• **EXTRAIT À LIRE**
○ ○ ○ ○
L'interview du ministre russe des Affaires étrangères, Sergueï Lavrov, réalisée par Léa Salamé et diffusée sur France 2 le 26 mars, a déclenché une vague d'indignation dans le milieu de la géopolitique. Nombreux sont ceux qui considèrent cette séquence de dix minutes comme "complaisante" et "dangereuse", lui reprochant d'avoir été un outil de la propagande russe sans suffisamment de contre-arguments.
Enregistrée à distance avec Lavrov, qui se trouvait à Moscou, l'interview a attiré 3,4 millions de téléspectateurs, selon Médiamétrie. Cependant, sa diffusion a été controversée, incitant des spécialistes à critiquer la manière dont les questions ont été posées et les réponses reçues. Dimitri Minic, spécialiste de la Russie à l'Institut français des relations internationales (Ifri), a déploré sur le réseau social X que "cette interview est inutile, mal préparée et, au final, dangereuse".
Les experts s'accordent à dire que la séquence n'a pas remis en question les éléments de langage déployés par le ministre. "Si les équipes de France TV sous-estiment encore la lutte informationnelle, qu’elles comprennent que Moscou en a fait l'arme centrale de sa guerre contre l'Occident", a-t-il ajouté.
Pour lui, il s'agissait d'une "plateforme offerte à la propagande russe" sans la rigueur qui aurait dû caractériser une telle interview. Le chercheur Étienne Marcuz a également souligné l'absence de critiques frappantes envers les positions de Lavrov, affirmant que "le ministre d'une puissance adverse a pu dérouler son discours sans interruption sur une chaîne publique".
○ ○ ○ ○
• **EXTRAITS DE DONNÉES**
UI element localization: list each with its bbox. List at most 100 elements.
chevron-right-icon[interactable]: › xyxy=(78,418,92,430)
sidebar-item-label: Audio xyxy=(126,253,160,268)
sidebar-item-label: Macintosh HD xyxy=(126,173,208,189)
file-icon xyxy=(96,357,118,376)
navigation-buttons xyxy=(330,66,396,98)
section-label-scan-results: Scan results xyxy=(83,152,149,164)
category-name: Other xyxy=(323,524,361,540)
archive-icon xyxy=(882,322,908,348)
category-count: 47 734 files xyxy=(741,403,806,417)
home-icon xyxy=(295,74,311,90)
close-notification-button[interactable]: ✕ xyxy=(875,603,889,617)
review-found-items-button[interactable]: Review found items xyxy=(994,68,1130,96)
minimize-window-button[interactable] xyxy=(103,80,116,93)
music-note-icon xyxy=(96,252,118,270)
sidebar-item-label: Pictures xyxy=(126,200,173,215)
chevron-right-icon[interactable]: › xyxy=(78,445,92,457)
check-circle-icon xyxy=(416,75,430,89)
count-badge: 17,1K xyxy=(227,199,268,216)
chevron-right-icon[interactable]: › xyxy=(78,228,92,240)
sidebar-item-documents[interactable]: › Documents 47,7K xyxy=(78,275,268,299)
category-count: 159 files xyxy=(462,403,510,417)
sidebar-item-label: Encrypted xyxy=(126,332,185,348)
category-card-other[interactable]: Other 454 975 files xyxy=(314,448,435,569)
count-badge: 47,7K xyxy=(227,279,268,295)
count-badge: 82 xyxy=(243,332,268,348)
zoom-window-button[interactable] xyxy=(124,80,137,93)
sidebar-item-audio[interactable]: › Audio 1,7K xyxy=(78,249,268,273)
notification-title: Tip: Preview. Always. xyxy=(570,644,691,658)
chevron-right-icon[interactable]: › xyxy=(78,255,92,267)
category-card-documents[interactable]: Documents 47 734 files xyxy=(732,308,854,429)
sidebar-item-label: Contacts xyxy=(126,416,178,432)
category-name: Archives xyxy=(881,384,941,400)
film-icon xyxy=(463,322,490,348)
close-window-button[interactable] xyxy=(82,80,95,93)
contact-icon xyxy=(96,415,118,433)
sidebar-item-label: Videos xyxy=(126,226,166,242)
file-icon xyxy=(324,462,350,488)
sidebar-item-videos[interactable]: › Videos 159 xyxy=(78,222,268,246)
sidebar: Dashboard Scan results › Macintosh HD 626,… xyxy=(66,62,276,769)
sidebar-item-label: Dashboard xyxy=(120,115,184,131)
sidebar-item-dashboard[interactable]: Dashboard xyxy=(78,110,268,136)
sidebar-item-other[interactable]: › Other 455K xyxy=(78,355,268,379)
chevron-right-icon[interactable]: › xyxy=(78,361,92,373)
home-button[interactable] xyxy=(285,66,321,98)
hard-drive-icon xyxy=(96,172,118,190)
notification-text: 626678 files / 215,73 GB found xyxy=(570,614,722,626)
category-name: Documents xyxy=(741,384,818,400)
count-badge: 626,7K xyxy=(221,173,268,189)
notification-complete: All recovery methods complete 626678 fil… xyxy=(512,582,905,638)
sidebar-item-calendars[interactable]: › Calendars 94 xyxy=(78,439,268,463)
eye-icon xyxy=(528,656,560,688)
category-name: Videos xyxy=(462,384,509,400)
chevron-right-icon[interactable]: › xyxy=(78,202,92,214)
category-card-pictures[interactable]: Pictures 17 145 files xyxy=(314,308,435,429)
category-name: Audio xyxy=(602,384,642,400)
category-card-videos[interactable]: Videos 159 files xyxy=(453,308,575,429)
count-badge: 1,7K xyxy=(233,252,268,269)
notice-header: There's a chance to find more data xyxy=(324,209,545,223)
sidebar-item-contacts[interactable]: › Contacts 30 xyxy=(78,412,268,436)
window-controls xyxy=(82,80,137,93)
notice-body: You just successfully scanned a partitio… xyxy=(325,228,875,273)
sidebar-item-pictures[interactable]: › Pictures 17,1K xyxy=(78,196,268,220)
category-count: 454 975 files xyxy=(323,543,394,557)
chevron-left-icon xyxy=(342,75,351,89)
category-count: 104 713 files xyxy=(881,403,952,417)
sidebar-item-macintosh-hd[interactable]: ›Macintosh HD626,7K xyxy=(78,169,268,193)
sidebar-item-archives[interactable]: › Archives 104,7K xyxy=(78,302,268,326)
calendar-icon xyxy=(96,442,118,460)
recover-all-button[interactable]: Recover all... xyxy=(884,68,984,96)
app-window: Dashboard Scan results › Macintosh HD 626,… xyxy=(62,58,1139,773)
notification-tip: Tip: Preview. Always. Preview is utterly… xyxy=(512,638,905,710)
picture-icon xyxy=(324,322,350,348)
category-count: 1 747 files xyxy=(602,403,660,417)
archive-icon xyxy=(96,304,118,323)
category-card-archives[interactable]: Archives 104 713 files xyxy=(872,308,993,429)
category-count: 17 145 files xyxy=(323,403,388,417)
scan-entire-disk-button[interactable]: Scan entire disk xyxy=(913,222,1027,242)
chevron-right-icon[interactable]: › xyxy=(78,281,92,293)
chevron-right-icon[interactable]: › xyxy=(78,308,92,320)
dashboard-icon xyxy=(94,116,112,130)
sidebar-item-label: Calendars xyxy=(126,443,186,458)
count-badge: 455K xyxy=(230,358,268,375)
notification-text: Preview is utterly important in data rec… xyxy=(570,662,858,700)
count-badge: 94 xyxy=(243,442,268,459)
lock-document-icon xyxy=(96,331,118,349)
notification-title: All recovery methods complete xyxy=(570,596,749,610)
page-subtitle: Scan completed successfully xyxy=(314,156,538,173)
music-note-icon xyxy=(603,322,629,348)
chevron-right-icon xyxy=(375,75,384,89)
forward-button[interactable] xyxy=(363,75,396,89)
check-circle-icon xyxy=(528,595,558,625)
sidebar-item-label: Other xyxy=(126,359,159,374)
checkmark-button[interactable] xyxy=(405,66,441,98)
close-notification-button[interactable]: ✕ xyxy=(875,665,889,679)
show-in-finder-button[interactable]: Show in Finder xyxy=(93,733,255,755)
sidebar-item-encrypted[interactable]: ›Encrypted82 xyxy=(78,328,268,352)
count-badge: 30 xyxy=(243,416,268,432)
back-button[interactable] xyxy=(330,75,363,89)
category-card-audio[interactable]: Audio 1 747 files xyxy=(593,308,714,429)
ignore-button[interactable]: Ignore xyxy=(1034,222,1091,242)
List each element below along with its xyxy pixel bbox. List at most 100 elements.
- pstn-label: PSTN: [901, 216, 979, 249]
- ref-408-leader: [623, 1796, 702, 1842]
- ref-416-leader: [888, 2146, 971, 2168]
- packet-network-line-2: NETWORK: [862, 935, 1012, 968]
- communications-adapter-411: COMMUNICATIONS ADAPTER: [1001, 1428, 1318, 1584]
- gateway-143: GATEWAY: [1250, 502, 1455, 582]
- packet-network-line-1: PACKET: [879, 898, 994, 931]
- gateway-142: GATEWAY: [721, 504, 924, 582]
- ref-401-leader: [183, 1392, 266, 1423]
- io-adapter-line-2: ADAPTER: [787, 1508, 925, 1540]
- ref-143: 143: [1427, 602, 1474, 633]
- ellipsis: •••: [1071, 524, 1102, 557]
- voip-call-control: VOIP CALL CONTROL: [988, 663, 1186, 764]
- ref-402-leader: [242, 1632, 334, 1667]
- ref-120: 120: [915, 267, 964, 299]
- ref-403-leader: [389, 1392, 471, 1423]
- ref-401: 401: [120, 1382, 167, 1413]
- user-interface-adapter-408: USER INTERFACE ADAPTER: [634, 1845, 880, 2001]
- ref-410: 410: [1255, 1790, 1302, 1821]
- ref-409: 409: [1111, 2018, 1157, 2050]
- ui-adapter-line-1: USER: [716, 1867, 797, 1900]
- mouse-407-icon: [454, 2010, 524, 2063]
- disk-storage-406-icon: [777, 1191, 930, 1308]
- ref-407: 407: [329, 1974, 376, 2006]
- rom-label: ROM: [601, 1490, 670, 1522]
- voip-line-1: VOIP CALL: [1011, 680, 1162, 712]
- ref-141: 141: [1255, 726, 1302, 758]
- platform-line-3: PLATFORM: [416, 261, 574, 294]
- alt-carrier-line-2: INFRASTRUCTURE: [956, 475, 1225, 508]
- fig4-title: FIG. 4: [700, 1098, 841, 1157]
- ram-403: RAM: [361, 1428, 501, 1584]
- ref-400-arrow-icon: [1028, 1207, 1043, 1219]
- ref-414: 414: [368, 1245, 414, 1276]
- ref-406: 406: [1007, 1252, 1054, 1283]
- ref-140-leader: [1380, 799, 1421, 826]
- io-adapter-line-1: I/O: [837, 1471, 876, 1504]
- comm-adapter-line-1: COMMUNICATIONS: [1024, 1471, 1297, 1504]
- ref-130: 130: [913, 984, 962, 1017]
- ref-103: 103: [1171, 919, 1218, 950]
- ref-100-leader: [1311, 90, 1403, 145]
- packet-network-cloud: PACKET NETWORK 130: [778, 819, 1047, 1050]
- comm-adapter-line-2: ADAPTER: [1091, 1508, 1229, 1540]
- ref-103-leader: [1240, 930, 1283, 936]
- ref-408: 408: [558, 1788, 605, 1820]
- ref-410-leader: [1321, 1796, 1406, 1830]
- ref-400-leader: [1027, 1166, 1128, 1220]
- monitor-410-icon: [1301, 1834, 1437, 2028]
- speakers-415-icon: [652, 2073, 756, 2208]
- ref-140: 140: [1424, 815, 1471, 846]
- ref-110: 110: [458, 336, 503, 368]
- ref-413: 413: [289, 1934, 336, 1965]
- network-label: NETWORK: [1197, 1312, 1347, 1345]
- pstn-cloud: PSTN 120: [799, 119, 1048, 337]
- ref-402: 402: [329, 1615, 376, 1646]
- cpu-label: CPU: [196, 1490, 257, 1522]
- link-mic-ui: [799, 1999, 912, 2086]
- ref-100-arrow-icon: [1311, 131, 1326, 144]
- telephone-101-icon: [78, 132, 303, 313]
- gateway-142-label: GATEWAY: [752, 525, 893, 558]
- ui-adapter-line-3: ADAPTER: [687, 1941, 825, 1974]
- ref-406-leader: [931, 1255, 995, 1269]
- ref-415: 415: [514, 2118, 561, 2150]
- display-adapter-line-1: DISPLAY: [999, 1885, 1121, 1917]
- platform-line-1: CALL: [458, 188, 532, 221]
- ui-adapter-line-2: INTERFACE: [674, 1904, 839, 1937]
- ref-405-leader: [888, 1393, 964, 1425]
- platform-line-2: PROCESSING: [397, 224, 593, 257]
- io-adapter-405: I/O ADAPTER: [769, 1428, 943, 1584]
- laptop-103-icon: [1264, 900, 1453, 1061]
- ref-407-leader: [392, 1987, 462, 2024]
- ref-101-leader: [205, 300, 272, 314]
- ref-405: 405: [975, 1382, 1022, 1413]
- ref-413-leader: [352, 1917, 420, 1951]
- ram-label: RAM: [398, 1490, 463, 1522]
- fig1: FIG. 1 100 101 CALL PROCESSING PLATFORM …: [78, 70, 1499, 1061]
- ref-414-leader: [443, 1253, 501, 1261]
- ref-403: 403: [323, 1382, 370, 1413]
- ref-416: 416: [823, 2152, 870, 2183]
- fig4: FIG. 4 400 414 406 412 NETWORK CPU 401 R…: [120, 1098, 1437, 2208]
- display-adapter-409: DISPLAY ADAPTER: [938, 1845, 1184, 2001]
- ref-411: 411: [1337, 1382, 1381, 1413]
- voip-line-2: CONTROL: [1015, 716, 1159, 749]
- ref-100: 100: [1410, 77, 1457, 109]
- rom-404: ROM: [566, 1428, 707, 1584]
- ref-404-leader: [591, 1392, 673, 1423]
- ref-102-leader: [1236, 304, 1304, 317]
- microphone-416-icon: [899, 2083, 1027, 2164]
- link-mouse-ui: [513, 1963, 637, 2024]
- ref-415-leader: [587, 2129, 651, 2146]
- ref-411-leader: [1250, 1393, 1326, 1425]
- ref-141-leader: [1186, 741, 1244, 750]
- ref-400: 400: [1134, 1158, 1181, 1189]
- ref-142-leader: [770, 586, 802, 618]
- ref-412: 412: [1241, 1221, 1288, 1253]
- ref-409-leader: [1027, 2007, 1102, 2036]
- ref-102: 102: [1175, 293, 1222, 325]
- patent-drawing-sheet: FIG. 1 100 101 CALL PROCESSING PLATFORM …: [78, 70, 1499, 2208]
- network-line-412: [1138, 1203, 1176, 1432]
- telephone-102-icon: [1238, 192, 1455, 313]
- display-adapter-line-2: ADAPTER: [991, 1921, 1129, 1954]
○ ○ ○ ○
• **QUESTIONS À TRAITER**
A: Résumez en deux phrases le texte sur l'interview de Sergueï Lavrov.
B: D'après le texte sur l'interview de Sergueï Lavrov, combien de téléspectateurs cette interview a-t-elle attirés selon Médiamétrie ?
C: Poursuivez le texte sur l'interview de Sergueï Lavrov à partir de sa dernière phrase.

• **RÉPONSES PAR QUESTION**
A: L'interview de Sergueï Lavrov réalisée par Léa Salamé et diffusée sur France 2 le 26 mars a déclenché une vague d'indignation dans le milieu de la géopolitique, où beaucoup la jugent complaisante et dangereuse, faute de contre-arguments face à la propagande russe. Suivie par 3,4 millions de téléspectateurs, elle est notamment critiquée par Dimitri Minic, de l'Ifri, qui la trouve inutile, mal préparée et dangereuse, et par le chercheur Étienne Marcuz, qui regrette que le ministre ait pu dérouler son discours sans interruption sur une chaîne publique.

B: 3,4 millions de téléspectateurs.

C:
L'analyste Louis Duclos a exprimé son indignation face à l'absence de questions sur les "crimes de guerre de la Russie en Ukraine", citant des exemples frappants de ces atrocités. "Pourquoi ne pas avoir parlé de Boutcha ? Marioupol ? Les tortures infligées à des civils ?" a-t-il questionné, insistant sur le fait que des sujets sensibles n'ont pas été abordés.
Les critiques se sont multipliées sur les réseaux sociaux, beaucoup exprimant leur colère face à ce qu'ils considèrent comme une occasion manquée de confronter la version officielle russe avec des faits accablants. La direction de France Télévisions, contactée par l'AFP, n'a pas répondu immédiatement aux inquiétudes exprimées.
Cette dernière intervention de Léa Salamé vient s'ajouter à une série de controverses au sein de France Télévisions, qui a récemment changé la direction de son information après plusieurs erreurs notables, y compris des confusions regrettables dans le traitement de sujets sensibles.